Could you give the data below again, exactly and completely?

## MATERIAL FOR THE TASK
━━━━━━━━━━━━━━━━━━━━
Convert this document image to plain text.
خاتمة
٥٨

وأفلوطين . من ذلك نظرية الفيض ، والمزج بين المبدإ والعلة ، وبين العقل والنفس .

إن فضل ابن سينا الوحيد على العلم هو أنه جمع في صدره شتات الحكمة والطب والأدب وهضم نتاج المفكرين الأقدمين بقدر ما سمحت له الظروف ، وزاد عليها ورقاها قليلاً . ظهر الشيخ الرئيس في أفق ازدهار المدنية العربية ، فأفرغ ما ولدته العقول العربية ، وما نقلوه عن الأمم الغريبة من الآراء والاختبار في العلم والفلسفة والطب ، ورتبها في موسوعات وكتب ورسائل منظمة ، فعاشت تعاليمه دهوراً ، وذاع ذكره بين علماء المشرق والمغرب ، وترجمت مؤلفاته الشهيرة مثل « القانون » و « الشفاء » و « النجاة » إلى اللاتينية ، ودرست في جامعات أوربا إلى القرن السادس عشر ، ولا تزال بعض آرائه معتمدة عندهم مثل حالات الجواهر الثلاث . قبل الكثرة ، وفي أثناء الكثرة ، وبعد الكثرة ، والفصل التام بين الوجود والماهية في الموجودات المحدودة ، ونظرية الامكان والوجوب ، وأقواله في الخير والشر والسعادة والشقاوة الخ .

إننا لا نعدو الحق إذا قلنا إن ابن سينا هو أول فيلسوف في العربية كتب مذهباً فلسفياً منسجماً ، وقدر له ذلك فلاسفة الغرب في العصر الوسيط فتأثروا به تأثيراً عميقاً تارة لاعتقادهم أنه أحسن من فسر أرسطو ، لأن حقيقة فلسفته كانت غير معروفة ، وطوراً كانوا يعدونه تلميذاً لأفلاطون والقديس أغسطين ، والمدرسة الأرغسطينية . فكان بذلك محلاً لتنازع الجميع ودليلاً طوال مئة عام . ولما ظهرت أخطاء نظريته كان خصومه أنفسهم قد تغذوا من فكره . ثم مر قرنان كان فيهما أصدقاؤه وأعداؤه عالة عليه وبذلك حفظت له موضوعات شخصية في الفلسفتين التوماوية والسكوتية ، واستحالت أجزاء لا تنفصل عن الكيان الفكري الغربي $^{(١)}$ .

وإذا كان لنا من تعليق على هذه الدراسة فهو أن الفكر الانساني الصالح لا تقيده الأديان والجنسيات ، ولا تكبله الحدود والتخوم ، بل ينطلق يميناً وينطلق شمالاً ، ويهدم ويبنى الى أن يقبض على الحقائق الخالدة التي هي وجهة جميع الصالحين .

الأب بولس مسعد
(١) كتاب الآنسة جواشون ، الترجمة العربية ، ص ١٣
━━━━━━━━━━━━━━━━━━━━
## COMPLETE OUTPUT
Convert this document image to plain text.
خاتمة
٥٨

وأفلوطين . من ذلك نظرية الفيض ، والمزج بين المبدإ والعلة ، وبين العقل والنفس .

إن فضل ابن سينا الوحيد على العلم هو أنه جمع في صدره شتات الحكمة والطب والأدب وهضم نتاج المفكرين الأقدمين بقدر ما سمحت له الظروف ، وزاد عليها ورقاها قليلاً . ظهر الشيخ الرئيس في أفق ازدهار المدنية العربية ، فأفرغ ما ولدته العقول العربية ، وما نقلوه عن الأمم الغريبة من الآراء والاختبار في العلم والفلسفة والطب ، ورتبها في موسوعات وكتب ورسائل منظمة ، فعاشت تعاليمه دهوراً ، وذاع ذكره بين علماء المشرق والمغرب ، وترجمت مؤلفاته الشهيرة مثل « القانون » و « الشفاء » و « النجاة » إلى اللاتينية ، ودرست في جامعات أوربا إلى القرن السادس عشر ، ولا تزال بعض آرائه معتمدة عندهم مثل حالات الجواهر الثلاث . قبل الكثرة ، وفي أثناء الكثرة ، وبعد الكثرة ، والفصل التام بين الوجود والماهية في الموجودات المحدودة ، ونظرية الامكان والوجوب ، وأقواله في الخير والشر والسعادة والشقاوة الخ .

إننا لا نعدو الحق إذا قلنا إن ابن سينا هو أول فيلسوف في العربية كتب مذهباً فلسفياً منسجماً ، وقدر له ذلك فلاسفة الغرب في العصر الوسيط فتأثروا به تأثيراً عميقاً تارة لاعتقادهم أنه أحسن من فسر أرسطو ، لأن حقيقة فلسفته كانت غير معروفة ، وطوراً كانوا يعدونه تلميذاً لأفلاطون والقديس أغسطين ، والمدرسة الأرغسطينية . فكان بذلك محلاً لتنازع الجميع ودليلاً طوال مئة عام . ولما ظهرت أخطاء نظريته كان خصومه أنفسهم قد تغذوا من فكره . ثم مر قرنان كان فيهما أصدقاؤه وأعداؤه عالة عليه وبذلك حفظت له موضوعات شخصية في الفلسفتين التوماوية والسكوتية ، واستحالت أجزاء لا تنفصل عن الكيان الفكري الغربي $^{(١)}$ .

وإذا كان لنا من تعليق على هذه الدراسة فهو أن الفكر الانساني الصالح لا تقيده الأديان والجنسيات ، ولا تكبله الحدود والتخوم ، بل ينطلق يميناً وينطلق شمالاً ، ويهدم ويبنى الى أن يقبض على الحقائق الخالدة التي هي وجهة جميع الصالحين .

الأب بولس مسعد
(١) كتاب الآنسة جواشون ، الترجمة العربية ، ص ١٣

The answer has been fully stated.